REQUEST: Work through the entries below and report how many lines include "plain". The number alone is the answer.

Collection entries:
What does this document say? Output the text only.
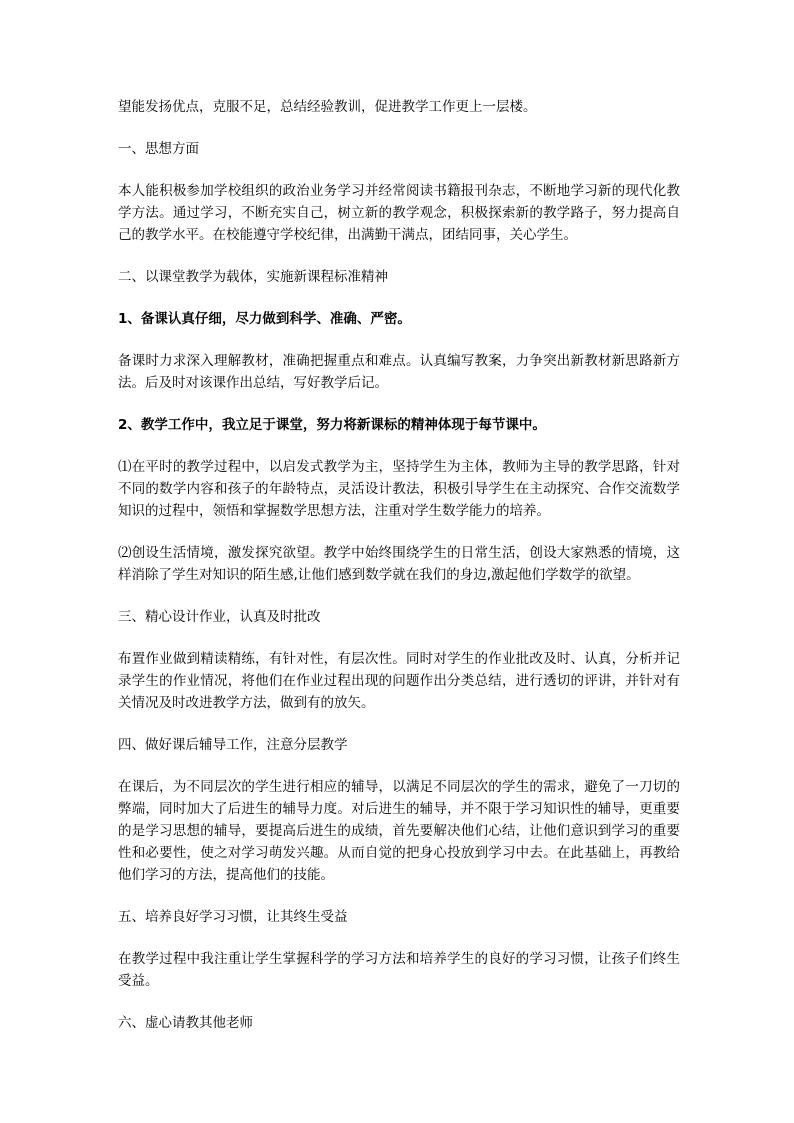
望能发扬优点，克服不足，总结经验教训，促进教学工作更上一层楼。

一、思想方面

本人能积极参加学校组织的政治业务学习并经常阅读书籍报刊杂志，不断地学习新的现代化教学方法。通过学习，不断充实自己，树立新的教学观念，积极探索新的教学路子，努力提高自己的教学水平。在校能遵守学校纪律，出满勤干满点，团结同事，关心学生。

二、以课堂教学为载体，实施新课程标准精神

1、备课认真仔细，尽力做到科学、准确、严密。

备课时力求深入理解教材，准确把握重点和难点。认真编写教案，力争突出新教材新思路新方法。后及时对该课作出总结，写好教学后记。

2、教学工作中，我立足于课堂，努力将新课标的精神体现于每节课中。

⑴在平时的教学过程中，以启发式教学为主，坚持学生为主体，教师为主导的教学思路，针对不同的数学内容和孩子的年龄特点，灵活设计教法，积极引导学生在主动探究、合作交流数学知识的过程中，领悟和掌握数学思想方法，注重对学生数学能力的培养。

⑵创设生活情境，激发探究欲望。教学中始终围绕学生的日常生活，创设大家熟悉的情境，这样消除了学生对知识的陌生感,让他们感到数学就在我们的身边,激起他们学数学的欲望。

三、精心设计作业，认真及时批改

布置作业做到精读精练，有针对性，有层次性。同时对学生的作业批改及时、认真，分析并记录学生的作业情况，将他们在作业过程出现的问题作出分类总结，进行透切的评讲，并针对有关情况及时改进教学方法，做到有的放矢。

四、做好课后辅导工作，注意分层教学

在课后，为不同层次的学生进行相应的辅导，以满足不同层次的学生的需求，避免了一刀切的弊端，同时加大了后进生的辅导力度。对后进生的辅导，并不限于学习知识性的辅导，更重要的是学习思想的辅导，要提高后进生的成绩，首先要解决他们心结，让他们意识到学习的重要性和必要性，使之对学习萌发兴趣。从而自觉的把身心投放到学习中去。在此基础上，再教给他们学习的方法，提高他们的技能。

五、培养良好学习习惯，让其终生受益

在教学过程中我注重让学生掌握科学的学习方法和培养学生的良好的学习习惯，让孩子们终生受益。

六、虚心请教其他老师
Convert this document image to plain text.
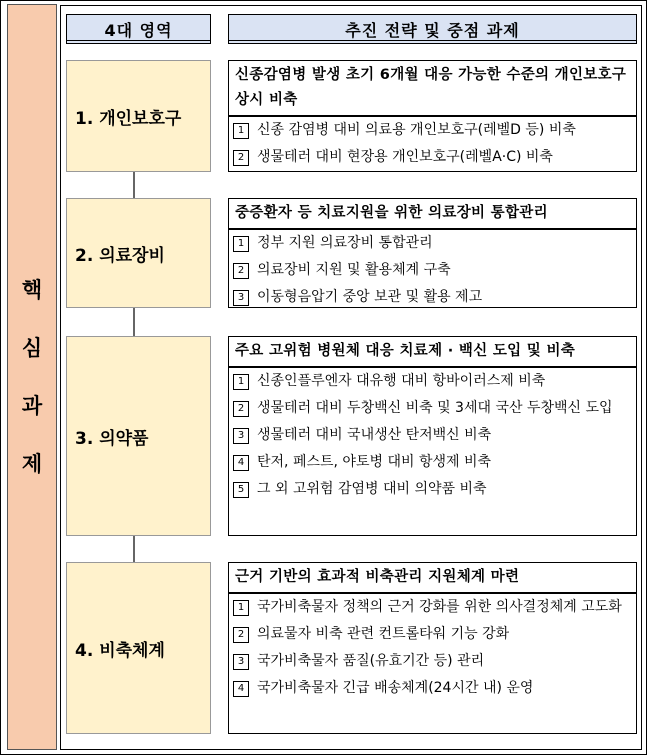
핵
심
과
제
4대 영역	추진 전략 및 중점 과제
1. 개인보호구
신종감염병 발생 초기 6개월 대응 가능한 수준의 개인보호구 상시 비축
1 신종 감염병 대비 의료용 개인보호구(레벨D 등) 비축
2 생물테러 대비 현장용 개인보호구(레벨A·C) 비축
2. 의료장비
중증환자 등 치료지원을 위한 의료장비 통합관리
1 정부 지원 의료장비 통합관리
2 의료장비 지원 및 활용체계 구축
3 이동형음압기 중앙 보관 및 활용 제고
3. 의약품
주요 고위험 병원체 대응 치료제 · 백신 도입 및 비축
1 신종인플루엔자 대유행 대비 항바이러스제 비축
2 생물테러 대비 두창백신 비축 및 3세대 국산 두창백신 도입
3 생물테러 대비 국내생산 탄저백신 비축
4 탄저, 페스트, 야토병 대비 항생제 비축
5 그 외 고위험 감염병 대비 의약품 비축
4. 비축체계
근거 기반의 효과적 비축관리 지원체계 마련
1 국가비축물자 정책의 근거 강화를 위한 의사결정체계 고도화
2 의료물자 비축 관련 컨트롤타워 기능 강화
3 국가비축물자 품질(유효기간 등) 관리
4 국가비축물자 긴급 배송체계(24시간 내) 운영
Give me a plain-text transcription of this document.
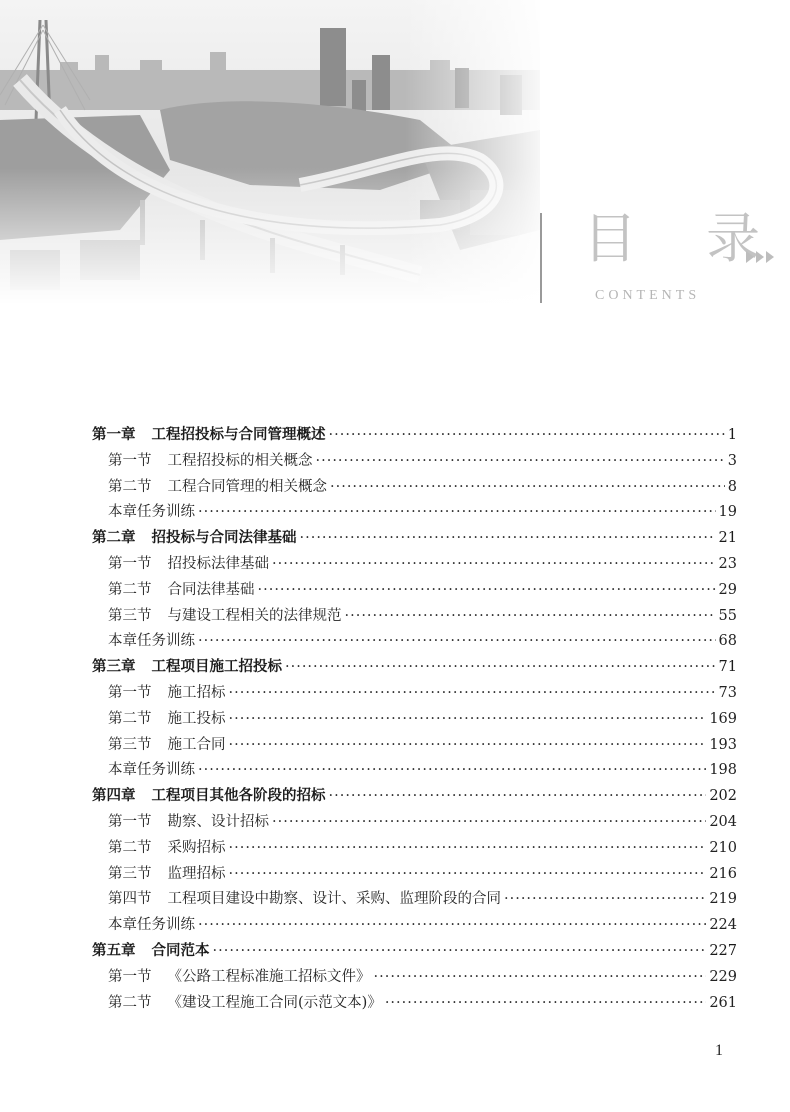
目 录
CONTENTS
第一章 工程招投标与合同管理概述 ·····	1
第一节 工程招投标的相关概念 ·····	3
第二节 工程合同管理的相关概念 ·····	8
本章任务训练 ·····	19
第二章 招投标与合同法律基础 ·····	21
第一节 招投标法律基础 ·····	23
第二节 合同法律基础 ·····	29
第三节 与建设工程相关的法律规范 ·····	55
本章任务训练 ·····	68
第三章 工程项目施工招投标 ·····	71
第一节 施工招标 ·····	73
第二节 施工投标 ·····	169
第三节 施工合同 ·····	193
本章任务训练 ·····	198
第四章 工程项目其他各阶段的招标 ·····	202
第一节 勘察、设计招标 ·····	204
第二节 采购招标 ·····	210
第三节 监理招标 ·····	216
第四节 工程项目建设中勘察、设计、采购、监理阶段的合同 ·····	219
本章任务训练 ·····	224
第五章 合同范本 ·····	227
第一节 《公路工程标准施工招标文件》 ·····	229
第二节 《建设工程施工合同(示范文本)》 ·····	261
1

RESPONSE BELOW: 2